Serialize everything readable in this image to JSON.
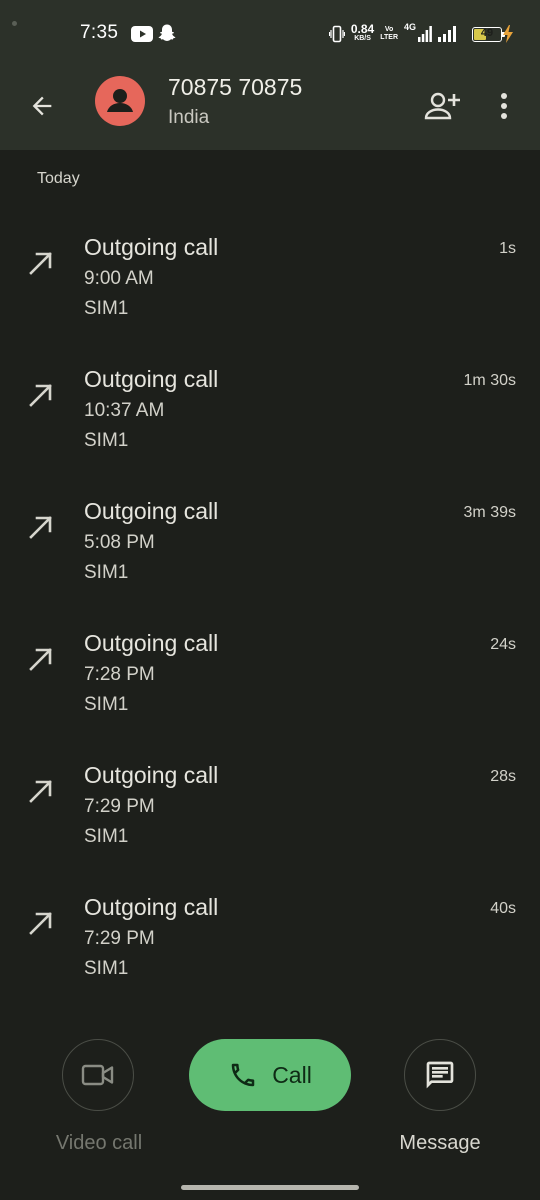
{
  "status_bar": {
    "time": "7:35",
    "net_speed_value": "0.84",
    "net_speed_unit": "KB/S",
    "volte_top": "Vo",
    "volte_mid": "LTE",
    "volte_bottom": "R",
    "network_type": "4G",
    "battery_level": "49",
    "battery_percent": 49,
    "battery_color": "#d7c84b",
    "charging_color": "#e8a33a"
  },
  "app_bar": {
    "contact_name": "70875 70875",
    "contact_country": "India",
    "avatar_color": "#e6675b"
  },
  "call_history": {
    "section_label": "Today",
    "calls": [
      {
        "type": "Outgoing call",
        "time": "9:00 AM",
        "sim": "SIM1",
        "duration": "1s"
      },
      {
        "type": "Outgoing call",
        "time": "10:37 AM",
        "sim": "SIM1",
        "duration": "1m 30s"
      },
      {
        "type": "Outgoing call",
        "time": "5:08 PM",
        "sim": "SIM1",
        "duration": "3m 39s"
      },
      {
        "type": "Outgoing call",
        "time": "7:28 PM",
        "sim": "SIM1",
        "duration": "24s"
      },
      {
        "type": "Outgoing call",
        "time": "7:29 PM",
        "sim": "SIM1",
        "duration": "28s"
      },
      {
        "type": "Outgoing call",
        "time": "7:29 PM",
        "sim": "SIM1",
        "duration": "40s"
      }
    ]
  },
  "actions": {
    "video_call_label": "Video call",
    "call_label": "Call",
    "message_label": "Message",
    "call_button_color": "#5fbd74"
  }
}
...
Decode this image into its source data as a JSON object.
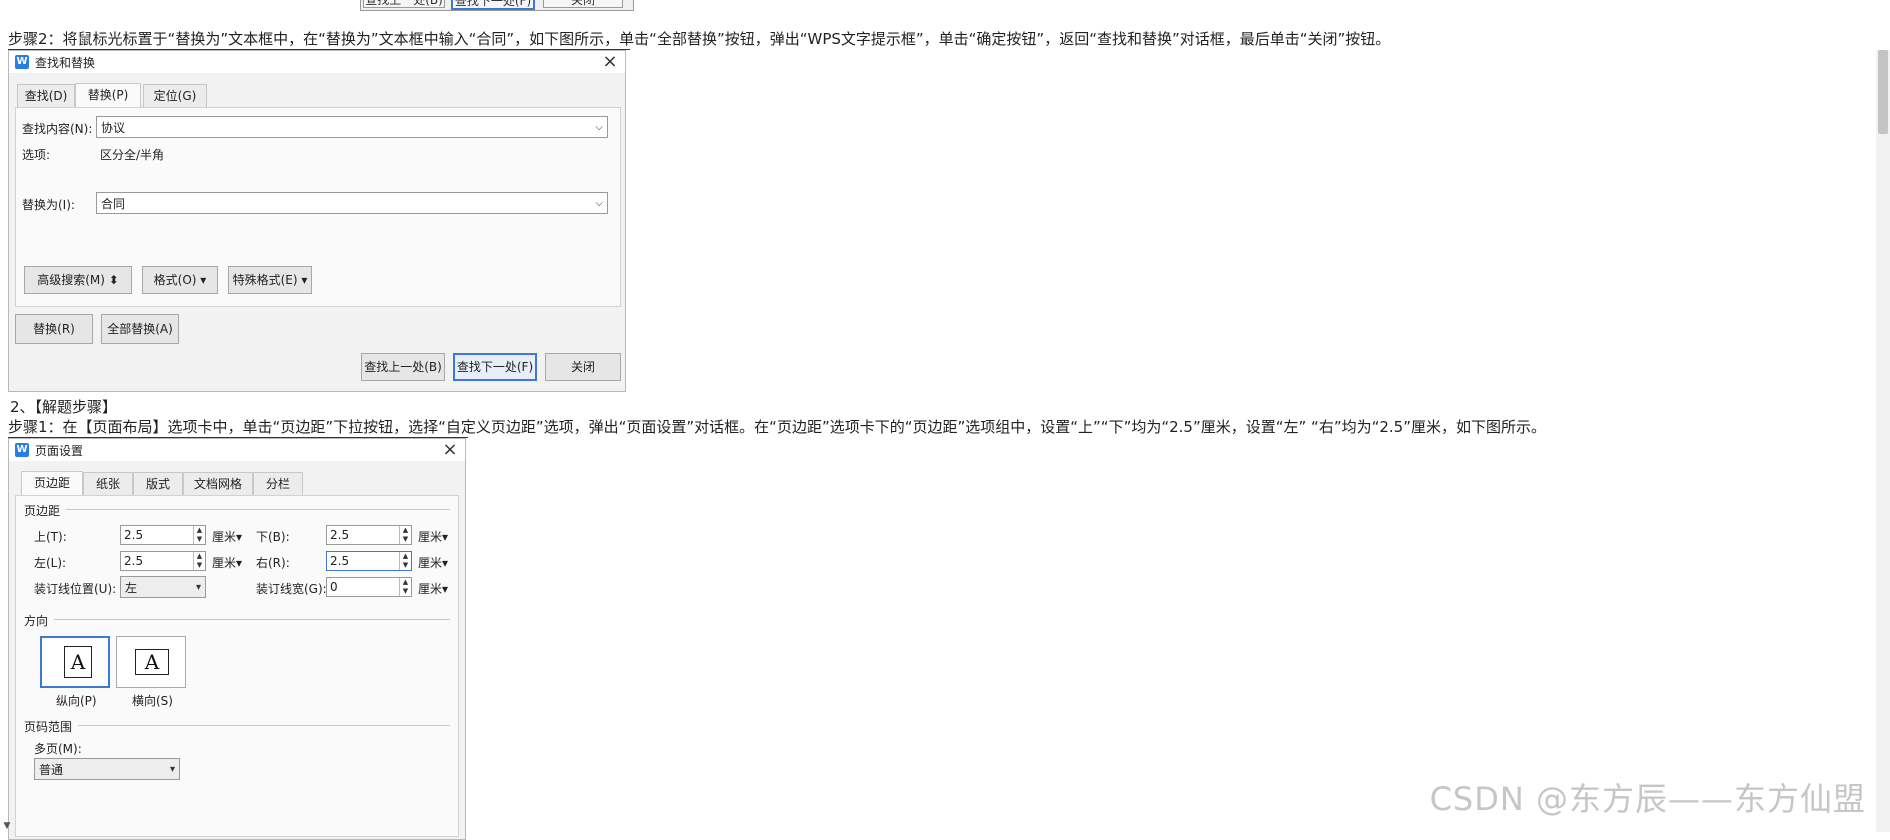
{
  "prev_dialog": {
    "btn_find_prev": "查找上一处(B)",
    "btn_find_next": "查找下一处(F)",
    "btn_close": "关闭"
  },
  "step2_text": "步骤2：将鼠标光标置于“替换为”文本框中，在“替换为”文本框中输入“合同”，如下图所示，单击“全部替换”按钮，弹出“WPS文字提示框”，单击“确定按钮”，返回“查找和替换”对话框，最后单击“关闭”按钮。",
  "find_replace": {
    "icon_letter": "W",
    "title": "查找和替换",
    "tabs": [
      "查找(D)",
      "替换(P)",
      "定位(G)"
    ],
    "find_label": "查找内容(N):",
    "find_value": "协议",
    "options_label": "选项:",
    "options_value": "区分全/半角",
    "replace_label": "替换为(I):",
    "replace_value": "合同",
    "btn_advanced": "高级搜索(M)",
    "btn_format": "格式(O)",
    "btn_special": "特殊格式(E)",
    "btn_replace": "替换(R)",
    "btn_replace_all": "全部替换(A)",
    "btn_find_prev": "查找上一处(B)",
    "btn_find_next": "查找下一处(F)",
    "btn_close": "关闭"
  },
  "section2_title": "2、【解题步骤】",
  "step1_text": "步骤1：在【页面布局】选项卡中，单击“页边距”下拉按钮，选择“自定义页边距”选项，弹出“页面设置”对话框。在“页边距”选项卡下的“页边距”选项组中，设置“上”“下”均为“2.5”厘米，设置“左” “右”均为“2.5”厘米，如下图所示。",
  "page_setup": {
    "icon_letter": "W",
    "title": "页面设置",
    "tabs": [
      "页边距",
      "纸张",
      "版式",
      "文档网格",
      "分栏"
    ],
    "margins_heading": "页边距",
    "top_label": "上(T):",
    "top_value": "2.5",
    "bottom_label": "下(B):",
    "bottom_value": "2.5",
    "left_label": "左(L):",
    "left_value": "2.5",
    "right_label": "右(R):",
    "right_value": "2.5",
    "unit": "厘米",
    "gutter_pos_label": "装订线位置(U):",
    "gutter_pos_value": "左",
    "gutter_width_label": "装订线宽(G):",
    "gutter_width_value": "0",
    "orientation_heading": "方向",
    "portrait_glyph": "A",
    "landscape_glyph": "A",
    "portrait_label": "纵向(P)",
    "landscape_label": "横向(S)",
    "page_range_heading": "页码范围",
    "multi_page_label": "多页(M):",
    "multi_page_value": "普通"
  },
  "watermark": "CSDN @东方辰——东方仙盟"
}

● Written request
Work out how many lines of the listing above include the word "如下图所示". Reply with nothing but the count.

● In response
2